*Goal of the exercise:* What follows is a set of entries. Repeat them exactly, but not their pictures.

*Input:*
--- BEGIN ---
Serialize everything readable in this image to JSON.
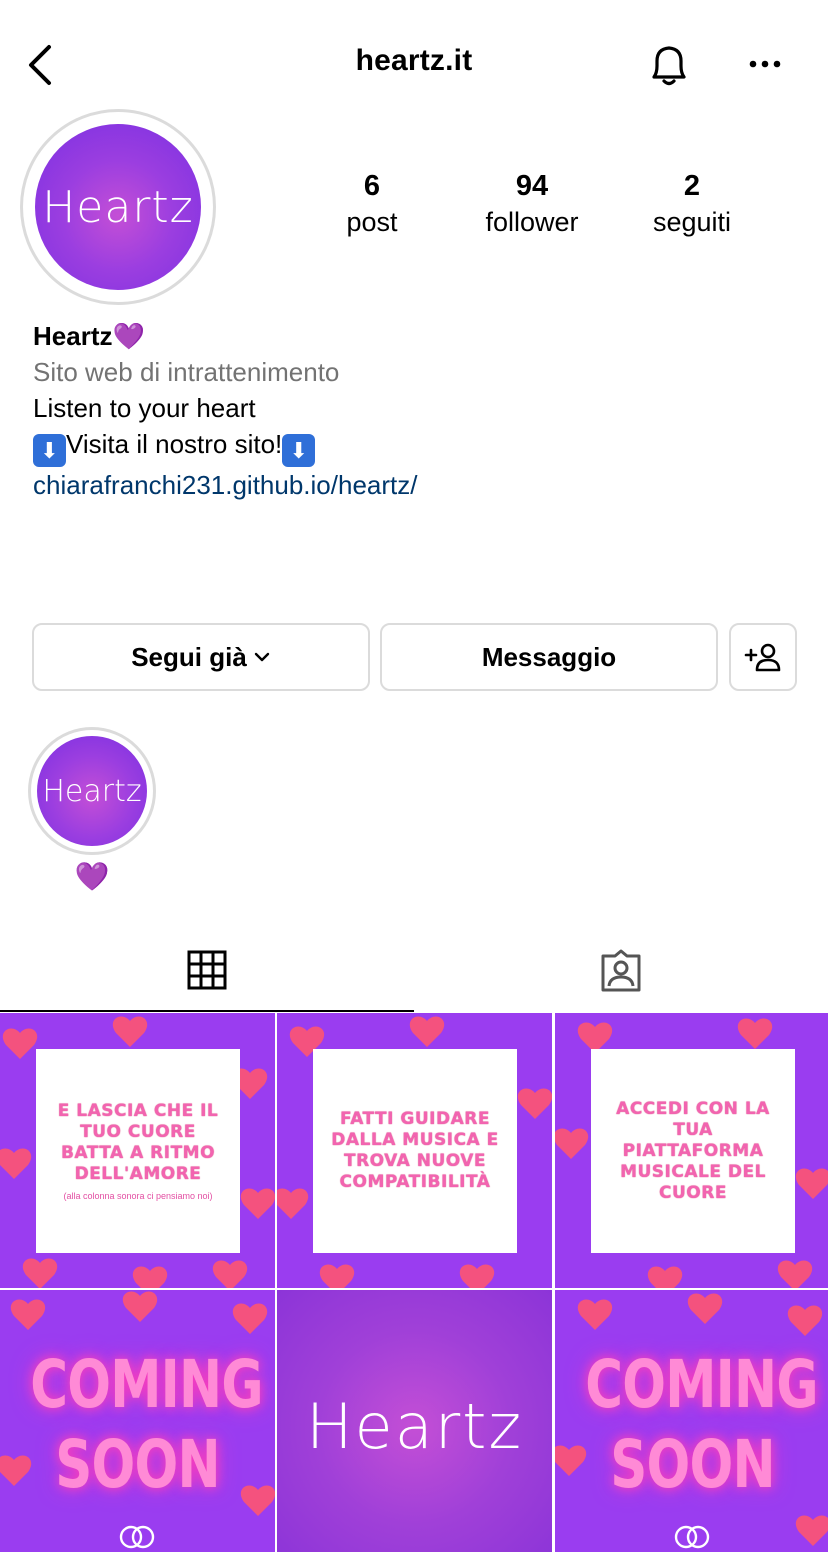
{
  "header": {
    "title": "heartz.it"
  },
  "profile": {
    "avatar_text": "Heartz",
    "stats": [
      {
        "value": "6",
        "label": "post"
      },
      {
        "value": "94",
        "label": "follower"
      },
      {
        "value": "2",
        "label": "seguiti"
      }
    ],
    "name": "Heartz💜",
    "category": "Sito web di intrattenimento",
    "bio_line1": "Listen to your heart",
    "bio_line2_emoji": "⬇",
    "bio_line2_text": "Visita il nostro sito!",
    "link": "chiarafranchi231.github.io/heartz/"
  },
  "actions": {
    "follow_label": "Segui già",
    "message_label": "Messaggio"
  },
  "highlight": {
    "cover_text": "Heartz",
    "label": "💜"
  },
  "tabs": [
    "grid-icon",
    "tagged-icon"
  ],
  "posts": [
    {
      "type": "card",
      "text": "E lascia che il tuo cuore batta a ritmo dell'amore",
      "subtext": "(alla colonna sonora ci pensiamo noi)"
    },
    {
      "type": "card",
      "text": "Fatti guidare dalla musica e trova nuove compatibilità",
      "subtext": ""
    },
    {
      "type": "card",
      "text": "Accedi con la tua piattaforma musicale del cuore",
      "subtext": ""
    },
    {
      "type": "coming",
      "text": "COMING SOON"
    },
    {
      "type": "logo",
      "text": "Heartz"
    },
    {
      "type": "coming",
      "text": "COMING SOON"
    }
  ],
  "colors": {
    "brand_purple": "#9a3df0",
    "heart_pink": "#f4527e",
    "link_blue": "#00376b"
  }
}
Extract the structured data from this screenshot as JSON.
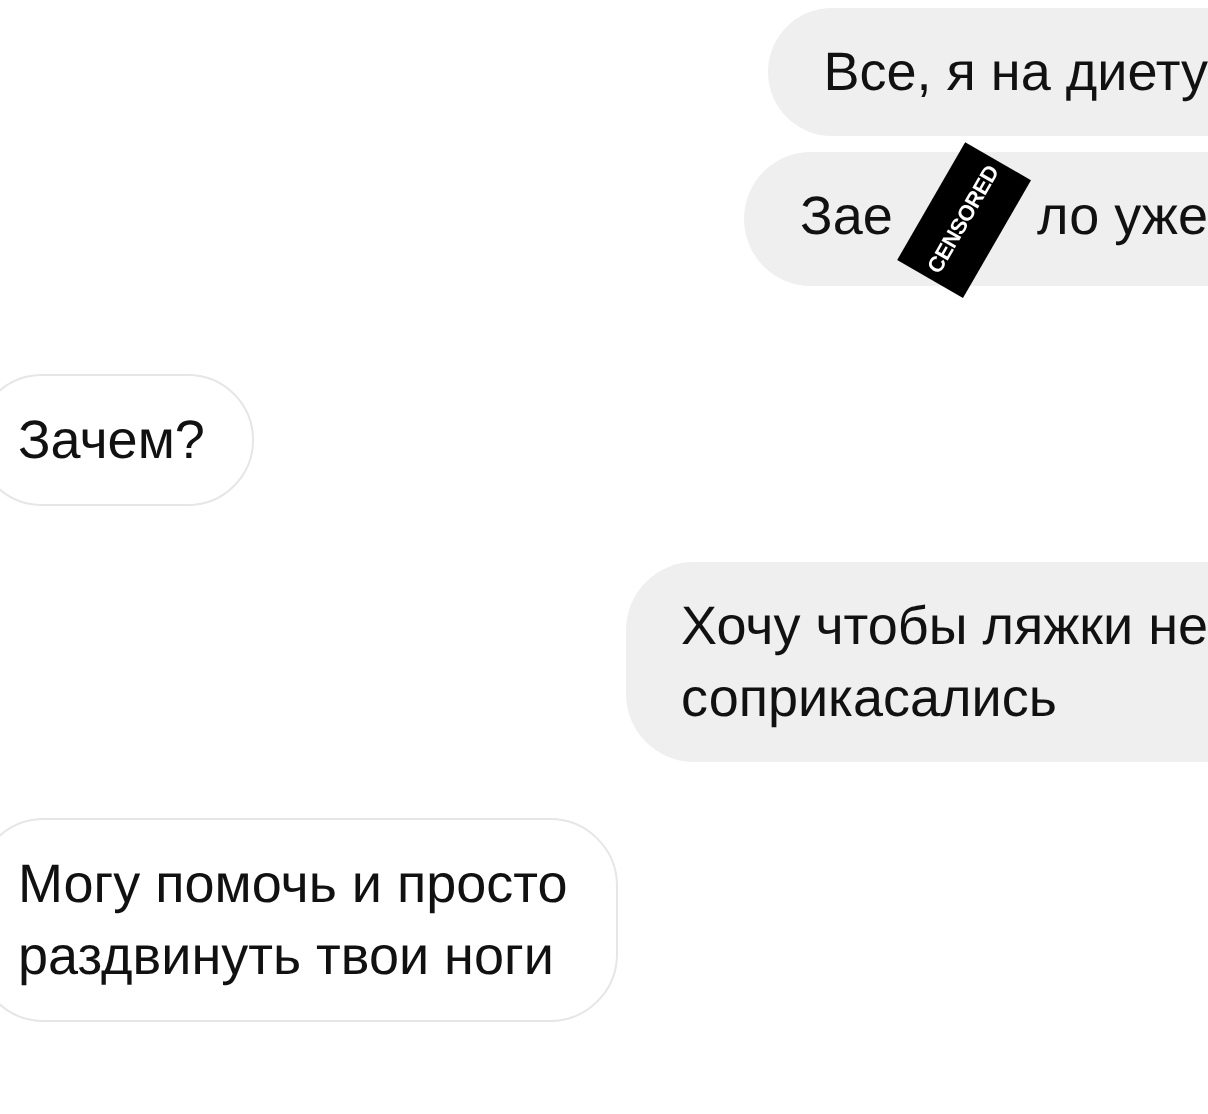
{
  "messages": [
    {
      "kind": "sent",
      "lines": [
        "Все, я на диету"
      ]
    },
    {
      "kind": "sent",
      "lines": [
        "Зае",
        "ло уже"
      ],
      "sticker": "CENSORED"
    },
    {
      "kind": "received",
      "lines": [
        "Зачем?"
      ]
    },
    {
      "kind": "sent",
      "lines": [
        "Хочу чтобы ляжки не",
        "соприкасались"
      ]
    },
    {
      "kind": "received",
      "lines": [
        "Могу помочь и просто",
        "раздвинуть твои ноги"
      ]
    }
  ]
}
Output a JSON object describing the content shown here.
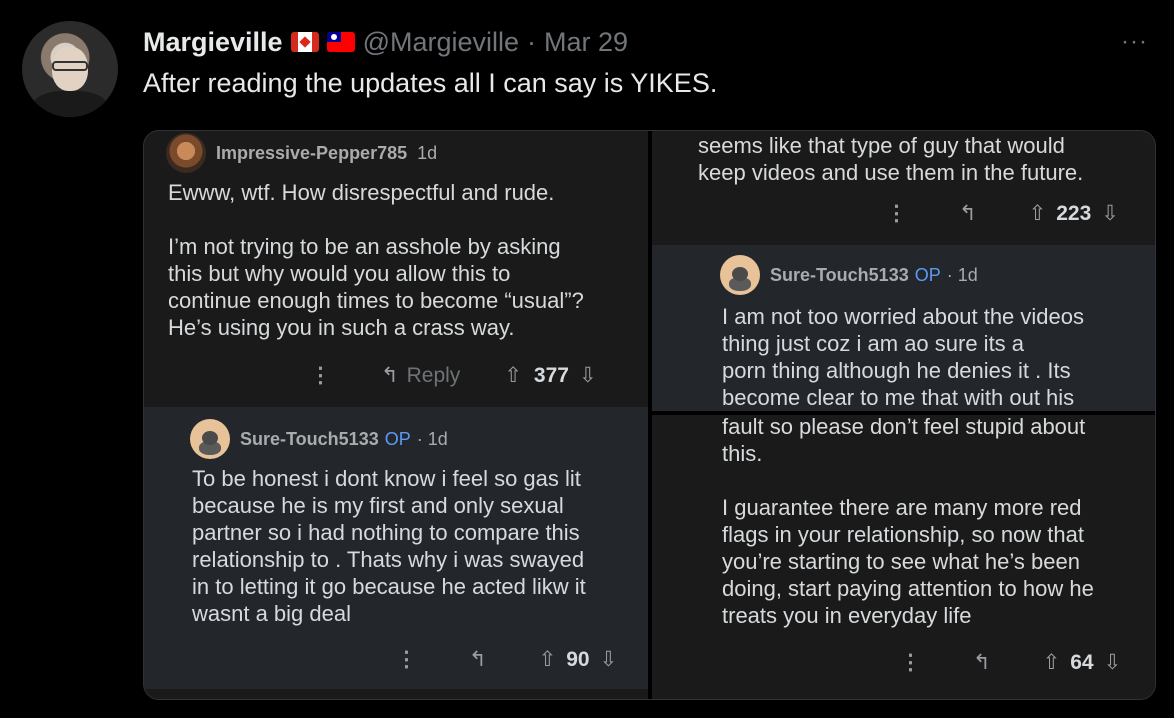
--- END ---
*Written response:*
Serialize everything readable in this image to JSON.
{
  "header": {
    "title": "heartz.it"
  },
  "profile": {
    "avatar_text": "Heartz",
    "stats": [
      {
        "value": "6",
        "label": "post"
      },
      {
        "value": "94",
        "label": "follower"
      },
      {
        "value": "2",
        "label": "seguiti"
      }
    ],
    "name": "Heartz💜",
    "category": "Sito web di intrattenimento",
    "bio_line1": "Listen to your heart",
    "bio_line2_emoji": "⬇",
    "bio_line2_text": "Visita il nostro sito!",
    "link": "chiarafranchi231.github.io/heartz/"
  },
  "actions": {
    "follow_label": "Segui già",
    "message_label": "Messaggio"
  },
  "highlight": {
    "cover_text": "Heartz",
    "label": "💜"
  },
  "tabs": [
    "grid-icon",
    "tagged-icon"
  ],
  "posts": [
    {
      "type": "card",
      "text": "E lascia che il tuo cuore batta a ritmo dell'amore",
      "subtext": "(alla colonna sonora ci pensiamo noi)"
    },
    {
      "type": "card",
      "text": "Fatti guidare dalla musica e trova nuove compatibilità",
      "subtext": ""
    },
    {
      "type": "card",
      "text": "Accedi con la tua piattaforma musicale del cuore",
      "subtext": ""
    },
    {
      "type": "coming",
      "text": "COMING SOON"
    },
    {
      "type": "logo",
      "text": "Heartz"
    },
    {
      "type": "coming",
      "text": "COMING SOON"
    }
  ],
  "colors": {
    "brand_purple": "#9a3df0",
    "heart_pink": "#f4527e",
    "link_blue": "#00376b"
  }
}
Extract the structured data from this screenshot as JSON.
{
  "messages": [
    {
      "kind": "sent",
      "lines": [
        "Все, я на диету"
      ]
    },
    {
      "kind": "sent",
      "lines": [
        "Зае",
        "ло уже"
      ],
      "sticker": "CENSORED"
    },
    {
      "kind": "received",
      "lines": [
        "Зачем?"
      ]
    },
    {
      "kind": "sent",
      "lines": [
        "Хочу чтобы ляжки не",
        "соприкасались"
      ]
    },
    {
      "kind": "received",
      "lines": [
        "Могу помочь и просто",
        "раздвинуть твои ноги"
      ]
    }
  ]
}
Output a JSON object describing the content shown here.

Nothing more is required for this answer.